__REQUIREMENT__:
Go through the listing and return every line with "noch" in it.

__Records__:
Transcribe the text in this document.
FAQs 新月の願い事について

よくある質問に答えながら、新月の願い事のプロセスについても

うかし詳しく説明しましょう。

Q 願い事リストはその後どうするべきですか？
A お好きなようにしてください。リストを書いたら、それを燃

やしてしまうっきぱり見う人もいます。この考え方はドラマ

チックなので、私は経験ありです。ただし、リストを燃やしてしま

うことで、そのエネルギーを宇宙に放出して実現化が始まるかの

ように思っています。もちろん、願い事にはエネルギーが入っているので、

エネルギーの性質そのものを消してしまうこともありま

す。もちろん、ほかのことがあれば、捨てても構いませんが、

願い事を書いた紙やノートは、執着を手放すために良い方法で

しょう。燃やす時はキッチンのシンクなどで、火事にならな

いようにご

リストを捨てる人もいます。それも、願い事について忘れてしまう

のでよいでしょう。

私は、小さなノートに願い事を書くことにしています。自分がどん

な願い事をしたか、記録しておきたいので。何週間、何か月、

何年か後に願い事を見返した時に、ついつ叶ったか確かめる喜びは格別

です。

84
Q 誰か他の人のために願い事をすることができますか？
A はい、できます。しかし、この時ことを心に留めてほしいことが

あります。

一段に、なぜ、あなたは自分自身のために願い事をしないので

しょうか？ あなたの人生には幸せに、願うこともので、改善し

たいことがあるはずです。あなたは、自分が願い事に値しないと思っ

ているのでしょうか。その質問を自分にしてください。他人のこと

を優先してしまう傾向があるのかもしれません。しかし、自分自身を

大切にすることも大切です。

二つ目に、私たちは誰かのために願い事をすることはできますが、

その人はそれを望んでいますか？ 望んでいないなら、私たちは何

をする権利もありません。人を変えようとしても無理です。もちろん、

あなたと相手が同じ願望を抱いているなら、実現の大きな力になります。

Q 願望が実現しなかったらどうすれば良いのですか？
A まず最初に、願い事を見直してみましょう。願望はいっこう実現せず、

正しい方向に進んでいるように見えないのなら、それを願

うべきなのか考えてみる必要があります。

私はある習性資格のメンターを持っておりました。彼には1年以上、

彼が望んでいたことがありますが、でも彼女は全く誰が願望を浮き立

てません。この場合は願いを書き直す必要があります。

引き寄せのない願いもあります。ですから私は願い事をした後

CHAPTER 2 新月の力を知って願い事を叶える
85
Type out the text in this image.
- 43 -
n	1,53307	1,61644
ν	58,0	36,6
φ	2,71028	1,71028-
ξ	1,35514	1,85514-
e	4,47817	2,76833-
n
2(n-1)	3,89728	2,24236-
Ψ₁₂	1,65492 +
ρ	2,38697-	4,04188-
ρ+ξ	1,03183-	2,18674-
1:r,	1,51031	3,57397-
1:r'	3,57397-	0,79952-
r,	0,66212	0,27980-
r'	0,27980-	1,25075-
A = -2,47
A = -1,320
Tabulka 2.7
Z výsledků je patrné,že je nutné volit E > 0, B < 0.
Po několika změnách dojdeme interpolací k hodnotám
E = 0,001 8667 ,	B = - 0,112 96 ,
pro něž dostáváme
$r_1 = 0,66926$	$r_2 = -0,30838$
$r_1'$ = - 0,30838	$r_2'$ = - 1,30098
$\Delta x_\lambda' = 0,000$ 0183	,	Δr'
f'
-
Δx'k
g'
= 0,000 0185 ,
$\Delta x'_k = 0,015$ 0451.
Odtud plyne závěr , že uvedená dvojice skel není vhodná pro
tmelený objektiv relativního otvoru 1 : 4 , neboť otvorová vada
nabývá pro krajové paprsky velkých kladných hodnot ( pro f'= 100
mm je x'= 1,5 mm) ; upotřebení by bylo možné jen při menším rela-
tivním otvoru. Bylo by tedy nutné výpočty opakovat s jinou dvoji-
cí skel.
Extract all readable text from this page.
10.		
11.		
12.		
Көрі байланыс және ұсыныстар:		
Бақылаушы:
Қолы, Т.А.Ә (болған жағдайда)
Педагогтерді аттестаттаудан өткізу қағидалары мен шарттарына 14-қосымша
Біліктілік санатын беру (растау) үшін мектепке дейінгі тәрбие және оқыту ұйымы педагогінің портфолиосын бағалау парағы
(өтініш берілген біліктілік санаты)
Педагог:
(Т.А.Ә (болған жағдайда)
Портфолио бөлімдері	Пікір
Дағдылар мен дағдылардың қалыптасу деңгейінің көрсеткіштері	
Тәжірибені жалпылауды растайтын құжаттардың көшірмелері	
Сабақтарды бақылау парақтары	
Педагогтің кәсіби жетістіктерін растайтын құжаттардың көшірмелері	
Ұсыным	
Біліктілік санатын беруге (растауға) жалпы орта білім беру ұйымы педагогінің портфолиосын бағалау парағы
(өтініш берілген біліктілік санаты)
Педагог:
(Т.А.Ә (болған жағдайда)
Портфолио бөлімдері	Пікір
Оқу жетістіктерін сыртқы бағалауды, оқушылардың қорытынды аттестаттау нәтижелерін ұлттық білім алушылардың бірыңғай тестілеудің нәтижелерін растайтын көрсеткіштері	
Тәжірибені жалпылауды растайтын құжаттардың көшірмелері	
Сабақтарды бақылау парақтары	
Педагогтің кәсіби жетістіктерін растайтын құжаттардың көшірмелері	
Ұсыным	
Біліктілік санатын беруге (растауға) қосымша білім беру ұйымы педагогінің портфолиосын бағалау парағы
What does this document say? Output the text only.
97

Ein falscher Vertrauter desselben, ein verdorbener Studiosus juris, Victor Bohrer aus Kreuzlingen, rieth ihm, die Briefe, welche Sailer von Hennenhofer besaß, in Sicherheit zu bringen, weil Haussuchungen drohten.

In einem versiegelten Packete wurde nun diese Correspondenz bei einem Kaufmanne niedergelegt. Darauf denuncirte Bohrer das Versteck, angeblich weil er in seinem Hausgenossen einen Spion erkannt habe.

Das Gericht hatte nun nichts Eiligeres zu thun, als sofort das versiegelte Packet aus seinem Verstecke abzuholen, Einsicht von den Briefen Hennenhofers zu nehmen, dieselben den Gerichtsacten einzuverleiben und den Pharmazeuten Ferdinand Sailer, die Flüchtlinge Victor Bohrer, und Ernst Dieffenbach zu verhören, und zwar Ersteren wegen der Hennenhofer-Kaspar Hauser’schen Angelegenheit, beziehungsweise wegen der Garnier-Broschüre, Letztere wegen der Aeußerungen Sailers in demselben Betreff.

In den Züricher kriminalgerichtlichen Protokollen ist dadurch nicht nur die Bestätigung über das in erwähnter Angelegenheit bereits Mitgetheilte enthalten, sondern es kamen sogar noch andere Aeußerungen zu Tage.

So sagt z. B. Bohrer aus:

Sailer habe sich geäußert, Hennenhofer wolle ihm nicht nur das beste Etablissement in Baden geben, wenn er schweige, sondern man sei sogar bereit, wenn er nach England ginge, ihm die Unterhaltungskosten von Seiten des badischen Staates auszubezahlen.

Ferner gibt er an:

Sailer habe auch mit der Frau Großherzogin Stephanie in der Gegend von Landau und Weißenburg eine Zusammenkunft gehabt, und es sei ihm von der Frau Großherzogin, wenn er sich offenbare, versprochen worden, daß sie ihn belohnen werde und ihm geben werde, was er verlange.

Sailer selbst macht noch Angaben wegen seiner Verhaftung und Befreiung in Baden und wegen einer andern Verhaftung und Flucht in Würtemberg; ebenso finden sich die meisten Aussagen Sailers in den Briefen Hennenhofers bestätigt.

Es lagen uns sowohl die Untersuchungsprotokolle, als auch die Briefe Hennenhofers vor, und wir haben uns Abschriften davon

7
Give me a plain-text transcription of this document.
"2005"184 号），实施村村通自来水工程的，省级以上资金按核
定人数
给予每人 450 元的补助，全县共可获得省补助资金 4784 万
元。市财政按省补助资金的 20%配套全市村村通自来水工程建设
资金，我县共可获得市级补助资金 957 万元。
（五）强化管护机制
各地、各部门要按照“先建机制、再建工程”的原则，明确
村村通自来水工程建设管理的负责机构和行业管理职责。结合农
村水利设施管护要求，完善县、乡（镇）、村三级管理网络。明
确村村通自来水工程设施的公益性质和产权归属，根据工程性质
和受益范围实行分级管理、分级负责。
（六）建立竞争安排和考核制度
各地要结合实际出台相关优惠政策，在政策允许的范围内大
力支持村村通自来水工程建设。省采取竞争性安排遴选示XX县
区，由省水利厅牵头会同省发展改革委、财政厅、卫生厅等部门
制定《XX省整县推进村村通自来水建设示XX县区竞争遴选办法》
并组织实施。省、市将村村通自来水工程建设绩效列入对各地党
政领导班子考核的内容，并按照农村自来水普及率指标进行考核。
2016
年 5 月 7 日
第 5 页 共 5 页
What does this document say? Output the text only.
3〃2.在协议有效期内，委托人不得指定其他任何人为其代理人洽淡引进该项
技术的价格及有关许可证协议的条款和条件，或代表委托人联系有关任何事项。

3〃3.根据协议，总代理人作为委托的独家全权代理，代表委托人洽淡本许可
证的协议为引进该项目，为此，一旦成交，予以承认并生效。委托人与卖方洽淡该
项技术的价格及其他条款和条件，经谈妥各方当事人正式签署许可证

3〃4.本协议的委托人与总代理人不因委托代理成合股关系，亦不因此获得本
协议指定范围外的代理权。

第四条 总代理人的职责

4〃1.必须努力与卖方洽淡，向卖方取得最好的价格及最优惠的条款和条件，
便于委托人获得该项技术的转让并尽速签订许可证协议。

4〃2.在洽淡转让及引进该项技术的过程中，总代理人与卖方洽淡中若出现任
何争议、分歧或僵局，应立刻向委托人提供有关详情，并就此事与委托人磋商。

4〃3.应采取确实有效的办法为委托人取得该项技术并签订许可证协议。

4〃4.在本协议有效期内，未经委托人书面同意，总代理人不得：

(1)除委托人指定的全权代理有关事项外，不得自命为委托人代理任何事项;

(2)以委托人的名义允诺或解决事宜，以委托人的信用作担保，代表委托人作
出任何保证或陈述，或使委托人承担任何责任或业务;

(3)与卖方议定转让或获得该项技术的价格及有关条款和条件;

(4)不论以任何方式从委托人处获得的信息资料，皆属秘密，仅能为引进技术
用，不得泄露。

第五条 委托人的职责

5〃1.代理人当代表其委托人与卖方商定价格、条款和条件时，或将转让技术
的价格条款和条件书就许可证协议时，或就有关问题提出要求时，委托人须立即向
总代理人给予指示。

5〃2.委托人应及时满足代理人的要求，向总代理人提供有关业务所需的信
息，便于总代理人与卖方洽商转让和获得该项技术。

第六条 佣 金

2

__THE RESULT__:
In den Züricher kriminalgerichtlichen Protokollen ist dadurch nicht nur die Bestätigung über das in erwähnter Angelegenheit bereits Mitgetheilte enthalten, sondern es kamen sogar noch andere Aeußerungen zu Tage.
Sailer selbst macht noch Angaben wegen seiner Verhaftung und Befreiung in Baden und wegen einer andern Verhaftung und Flucht in Würtemberg; ebenso finden sich die meisten Aussagen Sailers in den Briefen Hennenhofers bestätigt.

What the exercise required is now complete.